== STATED GOAL ==
Where a line of the material contains the string "document", copy that line.

== DATA FOR THE TASK ==
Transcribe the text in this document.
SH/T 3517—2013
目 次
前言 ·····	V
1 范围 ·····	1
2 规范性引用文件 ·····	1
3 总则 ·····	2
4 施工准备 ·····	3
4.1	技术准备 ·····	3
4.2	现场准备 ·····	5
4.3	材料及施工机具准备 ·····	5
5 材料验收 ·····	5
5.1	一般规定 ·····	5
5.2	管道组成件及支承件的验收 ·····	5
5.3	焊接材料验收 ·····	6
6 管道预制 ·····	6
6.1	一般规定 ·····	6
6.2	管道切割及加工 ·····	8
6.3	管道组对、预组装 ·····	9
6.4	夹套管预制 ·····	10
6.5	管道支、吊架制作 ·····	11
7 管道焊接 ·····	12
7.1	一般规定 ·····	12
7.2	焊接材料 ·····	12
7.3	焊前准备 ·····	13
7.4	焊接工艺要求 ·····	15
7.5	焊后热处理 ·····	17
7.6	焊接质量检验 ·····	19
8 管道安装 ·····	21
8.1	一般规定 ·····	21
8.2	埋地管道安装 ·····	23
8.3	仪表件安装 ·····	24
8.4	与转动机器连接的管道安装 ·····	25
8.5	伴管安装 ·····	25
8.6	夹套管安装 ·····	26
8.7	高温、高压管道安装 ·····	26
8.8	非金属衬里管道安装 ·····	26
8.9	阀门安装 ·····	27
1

==

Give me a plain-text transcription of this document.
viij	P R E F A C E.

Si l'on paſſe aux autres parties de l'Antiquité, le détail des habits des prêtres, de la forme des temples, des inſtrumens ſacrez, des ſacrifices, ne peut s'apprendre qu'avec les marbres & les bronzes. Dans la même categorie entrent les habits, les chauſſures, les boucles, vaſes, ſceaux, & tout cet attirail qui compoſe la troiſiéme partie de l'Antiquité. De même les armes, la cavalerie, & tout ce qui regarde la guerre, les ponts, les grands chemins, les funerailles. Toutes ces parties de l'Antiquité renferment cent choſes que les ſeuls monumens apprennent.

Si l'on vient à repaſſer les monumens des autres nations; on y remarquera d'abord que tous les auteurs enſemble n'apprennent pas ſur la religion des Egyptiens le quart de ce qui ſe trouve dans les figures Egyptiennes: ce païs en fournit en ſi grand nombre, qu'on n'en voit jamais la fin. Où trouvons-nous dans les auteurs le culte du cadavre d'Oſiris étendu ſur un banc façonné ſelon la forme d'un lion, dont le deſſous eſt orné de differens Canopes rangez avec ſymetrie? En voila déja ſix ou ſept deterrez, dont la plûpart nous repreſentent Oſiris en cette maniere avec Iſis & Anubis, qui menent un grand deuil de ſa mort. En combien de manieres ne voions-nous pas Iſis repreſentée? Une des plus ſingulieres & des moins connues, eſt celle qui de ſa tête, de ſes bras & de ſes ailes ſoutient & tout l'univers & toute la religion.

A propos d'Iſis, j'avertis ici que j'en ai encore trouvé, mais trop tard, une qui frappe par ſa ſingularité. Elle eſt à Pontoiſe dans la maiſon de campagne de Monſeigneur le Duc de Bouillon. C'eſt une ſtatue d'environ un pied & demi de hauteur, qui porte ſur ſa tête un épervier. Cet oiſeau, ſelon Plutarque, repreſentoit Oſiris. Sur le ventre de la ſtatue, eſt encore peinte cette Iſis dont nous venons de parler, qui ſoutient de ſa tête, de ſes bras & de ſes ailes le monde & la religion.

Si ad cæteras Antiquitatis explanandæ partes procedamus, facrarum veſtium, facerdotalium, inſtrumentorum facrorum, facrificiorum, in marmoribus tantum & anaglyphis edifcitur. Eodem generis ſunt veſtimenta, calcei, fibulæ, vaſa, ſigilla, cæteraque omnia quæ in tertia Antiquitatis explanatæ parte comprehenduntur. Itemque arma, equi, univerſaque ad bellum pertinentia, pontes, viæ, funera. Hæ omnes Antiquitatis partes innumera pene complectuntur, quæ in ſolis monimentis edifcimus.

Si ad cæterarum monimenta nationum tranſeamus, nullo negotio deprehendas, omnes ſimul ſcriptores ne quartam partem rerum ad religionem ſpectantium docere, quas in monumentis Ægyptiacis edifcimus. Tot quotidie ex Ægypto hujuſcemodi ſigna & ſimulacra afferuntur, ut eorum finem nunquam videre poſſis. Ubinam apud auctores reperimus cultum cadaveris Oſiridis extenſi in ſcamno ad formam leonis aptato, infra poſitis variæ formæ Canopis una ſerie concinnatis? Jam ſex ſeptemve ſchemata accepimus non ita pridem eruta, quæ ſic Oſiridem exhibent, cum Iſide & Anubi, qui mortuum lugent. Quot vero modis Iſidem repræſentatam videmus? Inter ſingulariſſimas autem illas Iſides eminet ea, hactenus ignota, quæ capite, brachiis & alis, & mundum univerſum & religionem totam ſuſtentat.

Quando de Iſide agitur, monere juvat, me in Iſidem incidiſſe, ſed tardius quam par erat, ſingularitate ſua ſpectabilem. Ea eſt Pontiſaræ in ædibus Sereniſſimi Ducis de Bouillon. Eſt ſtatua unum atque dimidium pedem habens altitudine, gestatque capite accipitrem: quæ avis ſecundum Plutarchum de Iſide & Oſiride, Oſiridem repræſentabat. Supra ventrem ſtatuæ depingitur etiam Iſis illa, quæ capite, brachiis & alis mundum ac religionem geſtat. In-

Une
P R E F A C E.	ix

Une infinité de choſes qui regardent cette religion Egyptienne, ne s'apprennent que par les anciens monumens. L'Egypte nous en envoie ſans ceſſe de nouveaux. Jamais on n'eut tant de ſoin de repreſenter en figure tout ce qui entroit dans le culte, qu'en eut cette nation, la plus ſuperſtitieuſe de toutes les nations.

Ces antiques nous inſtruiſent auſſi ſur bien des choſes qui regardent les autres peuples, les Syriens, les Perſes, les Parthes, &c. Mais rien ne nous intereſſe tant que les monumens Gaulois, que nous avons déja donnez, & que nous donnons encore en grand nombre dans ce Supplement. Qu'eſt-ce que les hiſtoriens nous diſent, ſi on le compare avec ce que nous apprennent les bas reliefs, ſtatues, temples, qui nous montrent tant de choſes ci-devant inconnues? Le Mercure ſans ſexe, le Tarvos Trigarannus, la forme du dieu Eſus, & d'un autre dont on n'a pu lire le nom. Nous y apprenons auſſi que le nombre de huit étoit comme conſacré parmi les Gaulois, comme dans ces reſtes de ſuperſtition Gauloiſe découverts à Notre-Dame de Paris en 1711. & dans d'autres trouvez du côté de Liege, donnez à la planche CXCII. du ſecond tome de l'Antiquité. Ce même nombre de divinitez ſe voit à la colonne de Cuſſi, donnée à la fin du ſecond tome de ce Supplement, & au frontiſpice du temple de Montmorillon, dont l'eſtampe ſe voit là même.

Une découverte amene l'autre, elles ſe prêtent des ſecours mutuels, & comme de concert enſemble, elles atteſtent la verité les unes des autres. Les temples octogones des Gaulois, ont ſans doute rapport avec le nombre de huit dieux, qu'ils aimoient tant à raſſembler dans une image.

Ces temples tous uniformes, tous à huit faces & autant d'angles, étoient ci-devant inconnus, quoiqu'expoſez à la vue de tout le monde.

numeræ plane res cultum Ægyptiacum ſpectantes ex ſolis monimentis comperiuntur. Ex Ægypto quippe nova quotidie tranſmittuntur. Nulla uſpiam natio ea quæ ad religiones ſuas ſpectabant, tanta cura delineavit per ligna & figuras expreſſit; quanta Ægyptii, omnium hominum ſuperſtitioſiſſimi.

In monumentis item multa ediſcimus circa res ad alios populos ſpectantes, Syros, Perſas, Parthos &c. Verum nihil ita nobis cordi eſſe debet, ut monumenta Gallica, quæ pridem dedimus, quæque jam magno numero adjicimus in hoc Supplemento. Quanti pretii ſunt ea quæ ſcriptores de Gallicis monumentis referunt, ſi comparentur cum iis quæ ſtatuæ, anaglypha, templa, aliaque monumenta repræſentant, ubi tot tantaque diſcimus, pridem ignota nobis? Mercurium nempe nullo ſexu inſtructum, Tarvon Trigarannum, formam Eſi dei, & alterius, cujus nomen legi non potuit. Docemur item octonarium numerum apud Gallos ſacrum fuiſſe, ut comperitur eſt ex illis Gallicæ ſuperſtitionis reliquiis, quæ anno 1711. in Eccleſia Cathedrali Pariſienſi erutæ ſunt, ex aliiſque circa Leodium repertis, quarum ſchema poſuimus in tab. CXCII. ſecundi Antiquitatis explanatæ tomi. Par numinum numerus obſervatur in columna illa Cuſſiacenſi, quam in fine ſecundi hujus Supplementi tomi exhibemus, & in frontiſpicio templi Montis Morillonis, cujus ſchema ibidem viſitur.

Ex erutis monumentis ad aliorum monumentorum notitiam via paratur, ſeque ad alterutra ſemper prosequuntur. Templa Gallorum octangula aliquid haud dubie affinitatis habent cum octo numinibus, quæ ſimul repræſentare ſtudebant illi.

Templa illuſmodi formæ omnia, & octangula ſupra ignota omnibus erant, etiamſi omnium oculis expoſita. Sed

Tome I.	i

== COMPLETE ANSWER ==
Transcribe the text in this document.
Give me a plain-text transcription of this document.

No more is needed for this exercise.